Text extract:
Dale Fort DCNN8122 – Another site forgotten by the Met Office, probably just as well!

51.70292 -5.15201 Met Office CIMO Assessed Class 4S Archived temperature readings from 1/1/1959

Dale Peninsula protrudes from the south west of Wales in the old ceremonial county of Pembrokshire. The Fort was built in the mid 19th century as a coastal artillery defense that has since been adopted by the Field Studies Council as an educational facility. Unfortunately over recent years the husbandry of the weather station has fallen to the FSC and therein lies a major problem.

The CEDA archives have only digitally transcribed readings from 1959, this is odd in that records are readily available from 1950 onwards. It is worth noting that the transcribers of the 1959 to 1961 readings operated to the Met Office “rounding up” process making 31°F equate to – 0.6°C with 33°F becoming + 0.6°C unlike Faskally where rounding down was operated generating different conversions with a 0.2°C discrepancy.

Reading frequency up to the early 2000s was highly commendable as it should be for every manual climate reporting station. However, as is so typical of almost every FSC run site, the readings became erratic to the point of rarely being taken. As the Met Office enquiries desk offered to Dave Woolcock who was searching for data from Mickleham .

Looking at Mickleham it is a Field Studies Council site.
This means that it has a high turnover of staff usually with a new observer each year. They tend to need to have one committed member of staff to keep engagement going, even if they are the supervisor not necessarily taking the readings. When they move on engagement drops off sharply. I would guess that is what happened at this site.

Work to be completed:
Answer these questions from the Dale Fort text:
1. In what period was the Fort built, and for what purpose?
2. From what year do the CEDA archives hold digitally transcribed readings?
3. How often does a Field Studies Council site usually get a new observer?

Material shown:
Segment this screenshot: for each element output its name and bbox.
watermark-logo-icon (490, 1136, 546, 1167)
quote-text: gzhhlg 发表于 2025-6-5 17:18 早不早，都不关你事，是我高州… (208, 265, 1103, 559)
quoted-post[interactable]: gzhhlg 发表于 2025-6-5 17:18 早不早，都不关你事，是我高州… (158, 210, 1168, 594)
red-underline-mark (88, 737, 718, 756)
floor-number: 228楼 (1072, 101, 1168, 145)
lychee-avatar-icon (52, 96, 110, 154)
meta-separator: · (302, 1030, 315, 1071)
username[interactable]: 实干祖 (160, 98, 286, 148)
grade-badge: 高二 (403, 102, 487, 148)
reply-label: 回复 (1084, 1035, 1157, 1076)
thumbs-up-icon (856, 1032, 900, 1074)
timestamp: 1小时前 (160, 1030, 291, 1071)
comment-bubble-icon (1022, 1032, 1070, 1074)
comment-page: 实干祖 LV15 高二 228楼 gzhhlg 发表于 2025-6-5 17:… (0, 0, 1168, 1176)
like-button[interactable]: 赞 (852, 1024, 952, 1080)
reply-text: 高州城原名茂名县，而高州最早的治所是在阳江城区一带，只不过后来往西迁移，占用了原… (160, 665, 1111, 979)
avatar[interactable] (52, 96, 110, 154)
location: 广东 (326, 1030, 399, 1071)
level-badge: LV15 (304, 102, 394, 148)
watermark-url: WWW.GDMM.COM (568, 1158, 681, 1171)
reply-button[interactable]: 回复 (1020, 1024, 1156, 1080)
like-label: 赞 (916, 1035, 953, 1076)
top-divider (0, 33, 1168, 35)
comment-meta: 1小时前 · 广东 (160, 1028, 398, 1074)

Solution for this exercise:
1. It was built in the mid 19th century as a coastal artillery defense.
2. From 1959.
3. Usually each year.